• **Written task**
Identify the lines that contain the string "waterproof" and copy all of them.

>>>>

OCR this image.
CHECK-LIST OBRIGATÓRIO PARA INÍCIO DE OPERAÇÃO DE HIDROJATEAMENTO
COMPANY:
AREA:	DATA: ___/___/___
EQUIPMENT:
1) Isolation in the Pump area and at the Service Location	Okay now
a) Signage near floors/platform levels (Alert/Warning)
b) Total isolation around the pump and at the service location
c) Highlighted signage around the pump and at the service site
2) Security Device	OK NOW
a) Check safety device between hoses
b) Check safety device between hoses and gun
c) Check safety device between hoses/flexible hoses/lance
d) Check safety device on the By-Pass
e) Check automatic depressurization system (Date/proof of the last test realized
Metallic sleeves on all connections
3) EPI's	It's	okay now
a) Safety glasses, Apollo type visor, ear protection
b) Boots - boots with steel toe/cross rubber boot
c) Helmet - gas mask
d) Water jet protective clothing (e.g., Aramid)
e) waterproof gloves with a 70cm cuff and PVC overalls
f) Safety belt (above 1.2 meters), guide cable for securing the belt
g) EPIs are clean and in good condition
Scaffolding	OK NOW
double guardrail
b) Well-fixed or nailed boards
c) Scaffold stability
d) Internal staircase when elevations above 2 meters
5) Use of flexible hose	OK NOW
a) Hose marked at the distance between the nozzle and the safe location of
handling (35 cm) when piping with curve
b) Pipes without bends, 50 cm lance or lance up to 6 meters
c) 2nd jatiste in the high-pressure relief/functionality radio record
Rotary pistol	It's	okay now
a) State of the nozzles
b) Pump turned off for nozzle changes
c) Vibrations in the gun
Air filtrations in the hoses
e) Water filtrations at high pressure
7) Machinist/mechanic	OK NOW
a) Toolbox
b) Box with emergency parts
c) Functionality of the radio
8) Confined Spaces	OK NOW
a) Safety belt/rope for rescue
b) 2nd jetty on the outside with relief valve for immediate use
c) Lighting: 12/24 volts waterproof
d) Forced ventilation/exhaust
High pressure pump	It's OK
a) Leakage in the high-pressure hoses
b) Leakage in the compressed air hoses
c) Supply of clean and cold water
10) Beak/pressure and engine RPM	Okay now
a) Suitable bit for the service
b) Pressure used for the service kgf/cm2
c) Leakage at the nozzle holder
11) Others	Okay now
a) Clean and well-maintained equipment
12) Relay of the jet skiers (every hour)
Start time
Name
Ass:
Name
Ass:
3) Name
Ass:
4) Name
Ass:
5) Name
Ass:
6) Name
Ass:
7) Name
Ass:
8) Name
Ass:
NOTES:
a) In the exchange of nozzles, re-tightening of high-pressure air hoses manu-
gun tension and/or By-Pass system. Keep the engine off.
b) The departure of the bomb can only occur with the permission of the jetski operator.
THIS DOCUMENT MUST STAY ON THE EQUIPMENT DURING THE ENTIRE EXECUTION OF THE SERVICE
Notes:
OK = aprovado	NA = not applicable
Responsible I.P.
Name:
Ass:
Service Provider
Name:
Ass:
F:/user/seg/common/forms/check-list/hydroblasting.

<<<<

• **Answer to the task**
e) waterproof gloves with a 70cm cuff and PVC overalls
c) Lighting: 12/24 volts waterproof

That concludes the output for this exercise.